Short task:
Copy out all lines that hold "screw".
---------- Record set
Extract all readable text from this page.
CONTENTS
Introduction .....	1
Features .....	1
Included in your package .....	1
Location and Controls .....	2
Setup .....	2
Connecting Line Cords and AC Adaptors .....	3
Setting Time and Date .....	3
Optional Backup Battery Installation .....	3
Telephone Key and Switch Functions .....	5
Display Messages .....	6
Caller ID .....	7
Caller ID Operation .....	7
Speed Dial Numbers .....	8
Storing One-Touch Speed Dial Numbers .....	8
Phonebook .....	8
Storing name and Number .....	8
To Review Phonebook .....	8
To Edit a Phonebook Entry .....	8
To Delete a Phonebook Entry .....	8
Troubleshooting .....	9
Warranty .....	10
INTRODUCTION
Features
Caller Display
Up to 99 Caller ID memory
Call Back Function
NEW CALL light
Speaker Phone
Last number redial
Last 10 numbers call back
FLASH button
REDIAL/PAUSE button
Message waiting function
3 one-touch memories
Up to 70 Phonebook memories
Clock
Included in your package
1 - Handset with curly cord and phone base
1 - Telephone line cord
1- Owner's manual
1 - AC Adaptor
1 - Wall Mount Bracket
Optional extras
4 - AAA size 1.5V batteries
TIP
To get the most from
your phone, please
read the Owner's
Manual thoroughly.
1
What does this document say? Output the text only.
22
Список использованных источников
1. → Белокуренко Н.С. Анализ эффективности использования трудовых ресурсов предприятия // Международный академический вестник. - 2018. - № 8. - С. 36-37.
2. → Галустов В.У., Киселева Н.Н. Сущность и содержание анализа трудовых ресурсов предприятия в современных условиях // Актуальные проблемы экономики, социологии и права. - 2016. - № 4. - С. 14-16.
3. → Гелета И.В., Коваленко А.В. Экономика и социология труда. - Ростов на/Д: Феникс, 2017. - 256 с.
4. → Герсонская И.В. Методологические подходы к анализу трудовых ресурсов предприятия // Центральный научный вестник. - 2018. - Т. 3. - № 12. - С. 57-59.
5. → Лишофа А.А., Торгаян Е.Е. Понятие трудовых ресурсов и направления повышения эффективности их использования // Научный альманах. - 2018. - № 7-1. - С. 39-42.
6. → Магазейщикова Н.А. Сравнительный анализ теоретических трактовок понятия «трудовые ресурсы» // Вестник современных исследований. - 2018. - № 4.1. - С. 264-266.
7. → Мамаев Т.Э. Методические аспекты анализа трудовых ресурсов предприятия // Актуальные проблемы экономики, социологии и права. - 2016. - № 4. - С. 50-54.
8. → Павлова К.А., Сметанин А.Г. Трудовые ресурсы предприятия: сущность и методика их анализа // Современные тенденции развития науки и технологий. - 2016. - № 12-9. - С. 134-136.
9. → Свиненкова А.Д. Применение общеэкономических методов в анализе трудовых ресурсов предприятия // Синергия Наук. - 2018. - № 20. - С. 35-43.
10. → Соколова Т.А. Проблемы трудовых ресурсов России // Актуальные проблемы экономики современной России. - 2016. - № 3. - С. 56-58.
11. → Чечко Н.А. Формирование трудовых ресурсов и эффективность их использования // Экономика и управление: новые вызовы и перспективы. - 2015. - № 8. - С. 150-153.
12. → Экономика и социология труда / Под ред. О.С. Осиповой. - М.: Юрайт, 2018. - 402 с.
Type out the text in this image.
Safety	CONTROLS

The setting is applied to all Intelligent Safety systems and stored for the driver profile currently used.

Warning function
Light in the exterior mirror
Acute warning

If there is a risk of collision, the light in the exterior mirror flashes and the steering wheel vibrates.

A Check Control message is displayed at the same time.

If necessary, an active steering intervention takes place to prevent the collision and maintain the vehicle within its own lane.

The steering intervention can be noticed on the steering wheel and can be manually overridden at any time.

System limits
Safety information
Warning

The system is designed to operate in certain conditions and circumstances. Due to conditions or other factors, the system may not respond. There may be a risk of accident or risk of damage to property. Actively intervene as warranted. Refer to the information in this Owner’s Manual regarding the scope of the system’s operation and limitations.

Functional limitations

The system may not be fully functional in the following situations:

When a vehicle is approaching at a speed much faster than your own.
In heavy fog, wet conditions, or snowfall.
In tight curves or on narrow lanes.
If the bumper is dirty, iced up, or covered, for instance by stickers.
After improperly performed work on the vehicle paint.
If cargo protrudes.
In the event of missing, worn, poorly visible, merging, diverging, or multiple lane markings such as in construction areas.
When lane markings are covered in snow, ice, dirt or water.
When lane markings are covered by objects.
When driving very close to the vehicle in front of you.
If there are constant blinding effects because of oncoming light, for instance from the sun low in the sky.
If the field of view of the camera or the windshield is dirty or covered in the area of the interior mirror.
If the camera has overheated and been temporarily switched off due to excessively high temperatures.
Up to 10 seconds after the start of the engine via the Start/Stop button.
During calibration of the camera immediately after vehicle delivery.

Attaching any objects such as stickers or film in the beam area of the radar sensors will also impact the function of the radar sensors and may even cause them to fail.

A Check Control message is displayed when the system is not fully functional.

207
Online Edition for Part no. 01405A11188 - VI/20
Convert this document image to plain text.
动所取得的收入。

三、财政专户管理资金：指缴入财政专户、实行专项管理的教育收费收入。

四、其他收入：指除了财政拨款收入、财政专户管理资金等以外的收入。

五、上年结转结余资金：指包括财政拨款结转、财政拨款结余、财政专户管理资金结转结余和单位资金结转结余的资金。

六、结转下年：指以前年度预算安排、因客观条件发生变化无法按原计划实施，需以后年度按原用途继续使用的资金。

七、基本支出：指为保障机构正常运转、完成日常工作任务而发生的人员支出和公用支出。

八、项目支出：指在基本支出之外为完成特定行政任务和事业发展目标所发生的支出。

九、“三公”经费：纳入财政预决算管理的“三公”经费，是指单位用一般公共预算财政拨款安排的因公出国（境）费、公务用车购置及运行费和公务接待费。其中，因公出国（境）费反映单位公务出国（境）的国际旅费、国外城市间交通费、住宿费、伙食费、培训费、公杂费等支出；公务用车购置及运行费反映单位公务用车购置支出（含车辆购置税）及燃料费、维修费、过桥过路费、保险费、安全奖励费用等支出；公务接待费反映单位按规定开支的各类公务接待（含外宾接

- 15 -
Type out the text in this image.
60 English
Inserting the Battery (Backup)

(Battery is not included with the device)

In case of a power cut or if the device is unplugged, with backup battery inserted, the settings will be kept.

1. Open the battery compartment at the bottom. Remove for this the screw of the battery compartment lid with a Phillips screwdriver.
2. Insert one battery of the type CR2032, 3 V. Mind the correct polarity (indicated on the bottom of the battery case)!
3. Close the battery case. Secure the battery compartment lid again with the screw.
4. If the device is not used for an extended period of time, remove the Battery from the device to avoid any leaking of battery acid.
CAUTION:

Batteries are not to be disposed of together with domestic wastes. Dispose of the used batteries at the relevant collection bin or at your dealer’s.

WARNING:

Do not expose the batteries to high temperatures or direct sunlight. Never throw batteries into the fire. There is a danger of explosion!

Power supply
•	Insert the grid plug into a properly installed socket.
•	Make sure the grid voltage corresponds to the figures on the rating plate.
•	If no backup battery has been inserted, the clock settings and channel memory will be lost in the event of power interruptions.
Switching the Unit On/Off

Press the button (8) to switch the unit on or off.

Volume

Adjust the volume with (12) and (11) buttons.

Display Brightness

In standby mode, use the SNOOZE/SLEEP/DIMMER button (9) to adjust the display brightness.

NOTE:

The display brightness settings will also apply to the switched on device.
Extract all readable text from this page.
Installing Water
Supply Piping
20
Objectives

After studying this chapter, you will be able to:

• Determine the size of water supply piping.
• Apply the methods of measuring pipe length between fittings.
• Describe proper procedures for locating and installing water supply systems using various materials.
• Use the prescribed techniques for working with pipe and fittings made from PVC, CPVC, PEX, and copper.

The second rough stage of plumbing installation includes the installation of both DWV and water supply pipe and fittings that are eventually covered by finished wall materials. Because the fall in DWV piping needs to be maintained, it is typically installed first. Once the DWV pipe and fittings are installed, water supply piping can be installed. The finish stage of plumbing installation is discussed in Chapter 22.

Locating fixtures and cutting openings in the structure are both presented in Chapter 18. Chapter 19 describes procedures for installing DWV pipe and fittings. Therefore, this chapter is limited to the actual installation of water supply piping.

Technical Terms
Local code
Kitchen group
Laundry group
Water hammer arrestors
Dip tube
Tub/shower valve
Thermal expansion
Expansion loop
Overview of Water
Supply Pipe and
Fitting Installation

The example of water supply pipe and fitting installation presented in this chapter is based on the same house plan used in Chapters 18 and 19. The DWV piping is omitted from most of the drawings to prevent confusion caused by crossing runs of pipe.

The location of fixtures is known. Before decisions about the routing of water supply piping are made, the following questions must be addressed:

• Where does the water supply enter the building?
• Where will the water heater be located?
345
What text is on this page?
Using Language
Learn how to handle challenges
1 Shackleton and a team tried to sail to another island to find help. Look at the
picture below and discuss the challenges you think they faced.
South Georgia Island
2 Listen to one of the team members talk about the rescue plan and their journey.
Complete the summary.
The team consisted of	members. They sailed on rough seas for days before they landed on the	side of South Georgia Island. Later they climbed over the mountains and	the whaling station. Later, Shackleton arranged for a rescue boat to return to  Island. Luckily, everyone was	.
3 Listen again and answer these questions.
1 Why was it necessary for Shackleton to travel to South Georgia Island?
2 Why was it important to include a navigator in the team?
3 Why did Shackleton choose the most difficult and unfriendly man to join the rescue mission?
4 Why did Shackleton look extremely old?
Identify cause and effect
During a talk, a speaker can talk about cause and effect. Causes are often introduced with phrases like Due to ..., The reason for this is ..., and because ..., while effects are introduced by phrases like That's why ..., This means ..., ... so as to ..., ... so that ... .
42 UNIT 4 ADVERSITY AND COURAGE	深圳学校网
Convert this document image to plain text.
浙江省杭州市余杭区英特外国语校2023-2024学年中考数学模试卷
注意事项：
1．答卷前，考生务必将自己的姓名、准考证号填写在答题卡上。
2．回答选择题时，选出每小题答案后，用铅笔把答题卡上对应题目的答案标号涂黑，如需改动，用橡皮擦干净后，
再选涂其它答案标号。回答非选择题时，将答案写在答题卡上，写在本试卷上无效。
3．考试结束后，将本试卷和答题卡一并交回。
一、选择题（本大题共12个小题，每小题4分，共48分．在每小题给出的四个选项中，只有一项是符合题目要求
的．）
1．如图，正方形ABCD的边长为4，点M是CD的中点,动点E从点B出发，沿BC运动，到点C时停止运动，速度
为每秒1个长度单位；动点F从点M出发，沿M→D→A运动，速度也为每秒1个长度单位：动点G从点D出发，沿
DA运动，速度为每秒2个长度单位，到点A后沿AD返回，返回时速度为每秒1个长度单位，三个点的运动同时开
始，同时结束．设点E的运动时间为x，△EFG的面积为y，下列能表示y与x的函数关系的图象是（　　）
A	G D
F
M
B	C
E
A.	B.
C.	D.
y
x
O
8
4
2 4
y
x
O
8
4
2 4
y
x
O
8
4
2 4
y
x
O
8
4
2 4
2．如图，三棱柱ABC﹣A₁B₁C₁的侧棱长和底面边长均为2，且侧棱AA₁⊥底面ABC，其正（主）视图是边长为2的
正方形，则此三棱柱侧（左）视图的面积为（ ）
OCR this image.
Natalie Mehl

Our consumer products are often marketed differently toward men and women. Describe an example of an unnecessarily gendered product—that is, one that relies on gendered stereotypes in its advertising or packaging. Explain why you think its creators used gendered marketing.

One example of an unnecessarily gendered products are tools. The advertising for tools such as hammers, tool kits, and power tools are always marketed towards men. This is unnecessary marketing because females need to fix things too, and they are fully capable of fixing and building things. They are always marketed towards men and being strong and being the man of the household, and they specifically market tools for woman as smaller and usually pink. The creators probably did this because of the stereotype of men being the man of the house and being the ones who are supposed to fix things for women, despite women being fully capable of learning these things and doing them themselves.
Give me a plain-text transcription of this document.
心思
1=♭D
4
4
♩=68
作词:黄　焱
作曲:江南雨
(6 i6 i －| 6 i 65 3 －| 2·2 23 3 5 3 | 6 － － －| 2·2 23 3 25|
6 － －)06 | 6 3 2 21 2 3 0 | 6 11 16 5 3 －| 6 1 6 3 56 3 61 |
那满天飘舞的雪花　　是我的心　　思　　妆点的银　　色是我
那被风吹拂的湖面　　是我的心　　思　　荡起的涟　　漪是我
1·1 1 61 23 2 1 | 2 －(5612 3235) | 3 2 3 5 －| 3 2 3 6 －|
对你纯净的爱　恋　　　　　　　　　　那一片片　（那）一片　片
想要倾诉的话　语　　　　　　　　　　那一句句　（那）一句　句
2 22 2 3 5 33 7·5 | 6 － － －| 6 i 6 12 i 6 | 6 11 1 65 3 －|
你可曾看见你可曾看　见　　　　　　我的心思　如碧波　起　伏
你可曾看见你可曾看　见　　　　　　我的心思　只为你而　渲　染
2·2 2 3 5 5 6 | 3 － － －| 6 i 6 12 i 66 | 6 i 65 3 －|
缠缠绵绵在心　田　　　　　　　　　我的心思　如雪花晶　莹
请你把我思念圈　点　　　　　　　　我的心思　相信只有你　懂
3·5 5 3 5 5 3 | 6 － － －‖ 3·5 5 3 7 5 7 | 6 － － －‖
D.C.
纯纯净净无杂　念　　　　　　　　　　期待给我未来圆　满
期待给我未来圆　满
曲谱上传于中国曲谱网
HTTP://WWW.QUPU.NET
--------------------
Answer below:
1. Open the battery compartment at the bottom. Remove for this the screw of the battery compartment lid with a Phillips screwdriver.
3. Close the battery case. Secure the battery compartment lid again with the screw.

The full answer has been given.